#### What you are asked to do
Restate the records below word for word.

>> Start Extracted material

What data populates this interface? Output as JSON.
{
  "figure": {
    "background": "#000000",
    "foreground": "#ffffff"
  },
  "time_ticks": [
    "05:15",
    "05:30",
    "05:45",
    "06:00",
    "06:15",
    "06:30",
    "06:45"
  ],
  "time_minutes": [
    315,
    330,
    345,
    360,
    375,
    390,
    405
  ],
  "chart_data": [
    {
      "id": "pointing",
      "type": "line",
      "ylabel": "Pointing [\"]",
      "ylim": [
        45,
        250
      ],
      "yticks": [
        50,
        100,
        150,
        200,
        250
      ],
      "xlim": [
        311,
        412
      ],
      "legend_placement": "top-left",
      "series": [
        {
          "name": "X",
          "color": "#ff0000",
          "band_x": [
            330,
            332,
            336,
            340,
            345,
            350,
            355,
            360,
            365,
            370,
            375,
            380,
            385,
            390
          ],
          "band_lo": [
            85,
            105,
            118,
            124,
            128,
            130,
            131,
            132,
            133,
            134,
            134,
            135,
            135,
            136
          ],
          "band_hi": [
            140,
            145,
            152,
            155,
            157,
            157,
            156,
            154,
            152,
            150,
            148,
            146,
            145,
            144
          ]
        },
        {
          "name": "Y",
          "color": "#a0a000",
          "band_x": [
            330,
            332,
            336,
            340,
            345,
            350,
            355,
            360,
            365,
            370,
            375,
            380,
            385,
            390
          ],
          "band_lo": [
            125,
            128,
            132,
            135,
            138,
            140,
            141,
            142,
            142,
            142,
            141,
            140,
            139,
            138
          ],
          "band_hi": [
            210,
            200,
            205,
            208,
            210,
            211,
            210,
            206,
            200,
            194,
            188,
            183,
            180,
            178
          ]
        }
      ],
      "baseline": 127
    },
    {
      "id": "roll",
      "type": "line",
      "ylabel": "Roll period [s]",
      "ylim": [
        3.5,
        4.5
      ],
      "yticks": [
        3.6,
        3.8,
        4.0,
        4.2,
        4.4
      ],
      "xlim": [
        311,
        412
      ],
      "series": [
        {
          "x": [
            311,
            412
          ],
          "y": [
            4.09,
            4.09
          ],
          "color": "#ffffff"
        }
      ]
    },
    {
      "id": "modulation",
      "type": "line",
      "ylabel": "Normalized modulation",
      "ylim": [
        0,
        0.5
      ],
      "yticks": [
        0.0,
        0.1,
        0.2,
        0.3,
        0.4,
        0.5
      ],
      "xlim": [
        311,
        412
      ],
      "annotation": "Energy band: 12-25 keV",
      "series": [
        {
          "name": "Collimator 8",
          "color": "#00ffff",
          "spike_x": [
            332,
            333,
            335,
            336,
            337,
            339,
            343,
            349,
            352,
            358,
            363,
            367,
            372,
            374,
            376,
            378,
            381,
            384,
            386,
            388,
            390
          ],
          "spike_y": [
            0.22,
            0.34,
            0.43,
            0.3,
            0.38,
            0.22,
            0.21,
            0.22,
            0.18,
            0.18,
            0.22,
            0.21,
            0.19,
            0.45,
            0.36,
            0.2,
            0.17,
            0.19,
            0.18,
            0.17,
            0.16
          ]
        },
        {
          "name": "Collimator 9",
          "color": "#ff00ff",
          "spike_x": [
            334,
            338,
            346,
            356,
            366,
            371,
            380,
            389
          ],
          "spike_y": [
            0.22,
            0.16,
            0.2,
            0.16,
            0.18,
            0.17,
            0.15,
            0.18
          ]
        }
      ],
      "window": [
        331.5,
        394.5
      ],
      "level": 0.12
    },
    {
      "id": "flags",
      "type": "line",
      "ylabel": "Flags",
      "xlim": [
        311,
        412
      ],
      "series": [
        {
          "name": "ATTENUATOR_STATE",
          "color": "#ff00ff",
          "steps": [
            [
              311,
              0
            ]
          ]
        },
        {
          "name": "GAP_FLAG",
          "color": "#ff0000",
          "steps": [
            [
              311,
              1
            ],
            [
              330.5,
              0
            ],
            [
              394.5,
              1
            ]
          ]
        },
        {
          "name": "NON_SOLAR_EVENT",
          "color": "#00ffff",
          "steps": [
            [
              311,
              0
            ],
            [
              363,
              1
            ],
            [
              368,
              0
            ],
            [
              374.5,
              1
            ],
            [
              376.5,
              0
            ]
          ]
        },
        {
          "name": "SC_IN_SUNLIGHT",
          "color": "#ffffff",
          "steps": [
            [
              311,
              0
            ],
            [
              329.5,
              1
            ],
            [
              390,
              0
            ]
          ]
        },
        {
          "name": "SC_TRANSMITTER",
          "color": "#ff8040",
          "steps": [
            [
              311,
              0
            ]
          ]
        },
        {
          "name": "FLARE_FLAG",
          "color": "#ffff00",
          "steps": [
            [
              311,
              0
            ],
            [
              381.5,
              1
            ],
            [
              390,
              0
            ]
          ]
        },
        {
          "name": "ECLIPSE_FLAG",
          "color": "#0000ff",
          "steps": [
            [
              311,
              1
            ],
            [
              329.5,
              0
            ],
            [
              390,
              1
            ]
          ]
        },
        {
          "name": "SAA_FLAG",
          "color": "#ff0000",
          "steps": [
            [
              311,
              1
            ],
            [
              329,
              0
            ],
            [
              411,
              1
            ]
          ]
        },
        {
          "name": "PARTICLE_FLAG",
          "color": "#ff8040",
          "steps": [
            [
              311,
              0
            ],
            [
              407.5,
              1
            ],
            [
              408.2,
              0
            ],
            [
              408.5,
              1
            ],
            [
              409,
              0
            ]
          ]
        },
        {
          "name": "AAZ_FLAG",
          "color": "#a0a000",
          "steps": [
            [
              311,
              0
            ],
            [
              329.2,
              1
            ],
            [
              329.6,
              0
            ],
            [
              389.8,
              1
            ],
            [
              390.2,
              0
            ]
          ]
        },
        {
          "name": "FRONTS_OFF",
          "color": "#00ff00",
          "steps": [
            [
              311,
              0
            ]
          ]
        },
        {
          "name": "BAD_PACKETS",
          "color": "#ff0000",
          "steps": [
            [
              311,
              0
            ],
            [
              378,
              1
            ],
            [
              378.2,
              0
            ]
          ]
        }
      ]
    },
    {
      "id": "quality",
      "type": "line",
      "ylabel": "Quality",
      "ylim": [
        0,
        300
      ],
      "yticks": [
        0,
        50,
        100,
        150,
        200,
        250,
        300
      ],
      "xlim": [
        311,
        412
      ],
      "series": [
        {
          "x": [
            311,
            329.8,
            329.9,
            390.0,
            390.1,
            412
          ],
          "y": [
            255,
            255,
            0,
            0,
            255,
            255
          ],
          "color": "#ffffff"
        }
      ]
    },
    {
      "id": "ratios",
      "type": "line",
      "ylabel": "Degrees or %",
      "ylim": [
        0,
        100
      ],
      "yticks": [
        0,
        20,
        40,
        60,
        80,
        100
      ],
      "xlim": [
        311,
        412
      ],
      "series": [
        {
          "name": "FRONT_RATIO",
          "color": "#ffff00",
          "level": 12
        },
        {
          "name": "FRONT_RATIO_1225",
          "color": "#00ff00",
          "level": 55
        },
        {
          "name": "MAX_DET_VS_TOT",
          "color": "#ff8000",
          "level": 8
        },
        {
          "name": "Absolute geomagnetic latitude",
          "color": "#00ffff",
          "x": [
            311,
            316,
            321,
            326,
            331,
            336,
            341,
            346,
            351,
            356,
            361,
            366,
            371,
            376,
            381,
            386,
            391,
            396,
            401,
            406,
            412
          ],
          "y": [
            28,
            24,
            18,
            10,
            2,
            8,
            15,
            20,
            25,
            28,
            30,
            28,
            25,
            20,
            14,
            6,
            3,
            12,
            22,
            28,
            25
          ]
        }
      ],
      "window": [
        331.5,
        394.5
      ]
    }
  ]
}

>> End Extracted material

#### Finished answer
What data populates this interface? Output as JSON.
{
  "figure": {
    "background": "#000000",
    "foreground": "#ffffff"
  },
  "time_ticks": [
    "05:15",
    "05:30",
    "05:45",
    "06:00",
    "06:15",
    "06:30",
    "06:45"
  ],
  "time_minutes": [
    315,
    330,
    345,
    360,
    375,
    390,
    405
  ],
  "chart_data": [
    {
      "id": "pointing",
      "type": "line",
      "ylabel": "Pointing [\"]",
      "ylim": [
        45,
        250
      ],
      "yticks": [
        50,
        100,
        150,
        200,
        250
      ],
      "xlim": [
        311,
        412
      ],
      "legend_placement": "top-left",
      "series": [
        {
          "name": "X",
          "color": "#ff0000",
          "band_x": [
            330,
            332,
            336,
            340,
            345,
            350,
            355,
            360,
            365,
            370,
            375,
            380,
            385,
            390
          ],
          "band_lo": [
            85,
            105,
            118,
            124,
            128,
            130,
            131,
            132,
            133,
            134,
            134,
            135,
            135,
            136
          ],
          "band_hi": [
            140,
            145,
            152,
            155,
            157,
            157,
            156,
            154,
            152,
            150,
            148,
            146,
            145,
            144
          ]
        },
        {
          "name": "Y",
          "color": "#a0a000",
          "band_x": [
            330,
            332,
            336,
            340,
            345,
            350,
            355,
            360,
            365,
            370,
            375,
            380,
            385,
            390
          ],
          "band_lo": [
            125,
            128,
            132,
            135,
            138,
            140,
            141,
            142,
            142,
            142,
            141,
            140,
            139,
            138
          ],
          "band_hi": [
            210,
            200,
            205,
            208,
            210,
            211,
            210,
            206,
            200,
            194,
            188,
            183,
            180,
            178
          ]
        }
      ],
      "baseline": 127
    },
    {
      "id": "roll",
      "type": "line",
      "ylabel": "Roll period [s]",
      "ylim": [
        3.5,
        4.5
      ],
      "yticks": [
        3.6,
        3.8,
        4.0,
        4.2,
        4.4
      ],
      "xlim": [
        311,
        412
      ],
      "series": [
        {
          "x": [
            311,
            412
          ],
          "y": [
            4.09,
            4.09
          ],
          "color": "#ffffff"
        }
      ]
    },
    {
      "id": "modulation",
      "type": "line",
      "ylabel": "Normalized modulation",
      "ylim": [
        0,
        0.5
      ],
      "yticks": [
        0.0,
        0.1,
        0.2,
        0.3,
        0.4,
        0.5
      ],
      "xlim": [
        311,
        412
      ],
      "annotation": "Energy band: 12-25 keV",
      "series": [
        {
          "name": "Collimator 8",
          "color": "#00ffff",
          "spike_x": [
            332,
            333,
            335,
            336,
            337,
            339,
            343,
            349,
            352,
            358,
            363,
            367,
            372,
            374,
            376,
            378,
            381,
            384,
            386,
            388,
            390
          ],
          "spike_y": [
            0.22,
            0.34,
            0.43,
            0.3,
            0.38,
            0.22,
            0.21,
            0.22,
            0.18,
            0.18,
            0.22,
            0.21,
            0.19,
            0.45,
            0.36,
            0.2,
            0.17,
            0.19,
            0.18,
            0.17,
            0.16
          ]
        },
        {
          "name": "Collimator 9",
          "color": "#ff00ff",
          "spike_x": [
            334,
            338,
            346,
            356,
            366,
            371,
            380,
            389
          ],
          "spike_y": [
            0.22,
            0.16,
            0.2,
            0.16,
            0.18,
            0.17,
            0.15,
            0.18
          ]
        }
      ],
      "window": [
        331.5,
        394.5
      ],
      "level": 0.12
    },
    {
      "id": "flags",
      "type": "line",
      "ylabel": "Flags",
      "xlim": [
        311,
        412
      ],
      "series": [
        {
          "name": "ATTENUATOR_STATE",
          "color": "#ff00ff",
          "steps": [
            [
              311,
              0
            ]
          ]
        },
        {
          "name": "GAP_FLAG",
          "color": "#ff0000",
          "steps": [
            [
              311,
              1
            ],
            [
              330.5,
              0
            ],
            [
              394.5,
              1
            ]
          ]
        },
        {
          "name": "NON_SOLAR_EVENT",
          "color": "#00ffff",
          "steps": [
            [
              311,
              0
            ],
            [
              363,
              1
            ],
            [
              368,
              0
            ],
            [
              374.5,
              1
            ],
            [
              376.5,
              0
            ]
          ]
        },
        {
          "name": "SC_IN_SUNLIGHT",
          "color": "#ffffff",
          "steps": [
            [
              311,
              0
            ],
            [
              329.5,
              1
            ],
            [
              390,
              0
            ]
          ]
        },
        {
          "name": "SC_TRANSMITTER",
          "color": "#ff8040",
          "steps": [
            [
              311,
              0
            ]
          ]
        },
        {
          "name": "FLARE_FLAG",
          "color": "#ffff00",
          "steps": [
            [
              311,
              0
            ],
            [
              381.5,
              1
            ],
            [
              390,
              0
            ]
          ]
        },
        {
          "name": "ECLIPSE_FLAG",
          "color": "#0000ff",
          "steps": [
            [
              311,
              1
            ],
            [
              329.5,
              0
            ],
            [
              390,
              1
            ]
          ]
        },
        {
          "name": "SAA_FLAG",
          "color": "#ff0000",
          "steps": [
            [
              311,
              1
            ],
            [
              329,
              0
            ],
            [
              411,
              1
            ]
          ]
        },
        {
          "name": "PARTICLE_FLAG",
          "color": "#ff8040",
          "steps": [
            [
              311,
              0
            ],
            [
              407.5,
              1
            ],
            [
              408.2,
              0
            ],
            [
              408.5,
              1
            ],
            [
              409,
              0
            ]
          ]
        },
        {
          "name": "AAZ_FLAG",
          "color": "#a0a000",
          "steps": [
            [
              311,
              0
            ],
            [
              329.2,
              1
            ],
            [
              329.6,
              0
            ],
            [
              389.8,
              1
            ],
            [
              390.2,
              0
            ]
          ]
        },
        {
          "name": "FRONTS_OFF",
          "color": "#00ff00",
          "steps": [
            [
              311,
              0
            ]
          ]
        },
        {
          "name": "BAD_PACKETS",
          "color": "#ff0000",
          "steps": [
            [
              311,
              0
            ],
            [
              378,
              1
            ],
            [
              378.2,
              0
            ]
          ]
        }
      ]
    },
    {
      "id": "quality",
      "type": "line",
      "ylabel": "Quality",
      "ylim": [
        0,
        300
      ],
      "yticks": [
        0,
        50,
        100,
        150,
        200,
        250,
        300
      ],
      "xlim": [
        311,
        412
      ],
      "series": [
        {
          "x": [
            311,
            329.8,
            329.9,
            390.0,
            390.1,
            412
          ],
          "y": [
            255,
            255,
            0,
            0,
            255,
            255
          ],
          "color": "#ffffff"
        }
      ]
    },
    {
      "id": "ratios",
      "type": "line",
      "ylabel": "Degrees or %",
      "ylim": [
        0,
        100
      ],
      "yticks": [
        0,
        20,
        40,
        60,
        80,
        100
      ],
      "xlim": [
        311,
        412
      ],
      "series": [
        {
          "name": "FRONT_RATIO",
          "color": "#ffff00",
          "level": 12
        },
        {
          "name": "FRONT_RATIO_1225",
          "color": "#00ff00",
          "level": 55
        },
        {
          "name": "MAX_DET_VS_TOT",
          "color": "#ff8000",
          "level": 8
        },
        {
          "name": "Absolute geomagnetic latitude",
          "color": "#00ffff",
          "x": [
            311,
            316,
            321,
            326,
            331,
            336,
            341,
            346,
            351,
            356,
            361,
            366,
            371,
            376,
            381,
            386,
            391,
            396,
            401,
            406,
            412
          ],
          "y": [
            28,
            24,
            18,
            10,
            2,
            8,
            15,
            20,
            25,
            28,
            30,
            28,
            25,
            20,
            14,
            6,
            3,
            12,
            22,
            28,
            25
          ]
        }
      ],
      "window": [
        331.5,
        394.5
      ]
    }
  ]
}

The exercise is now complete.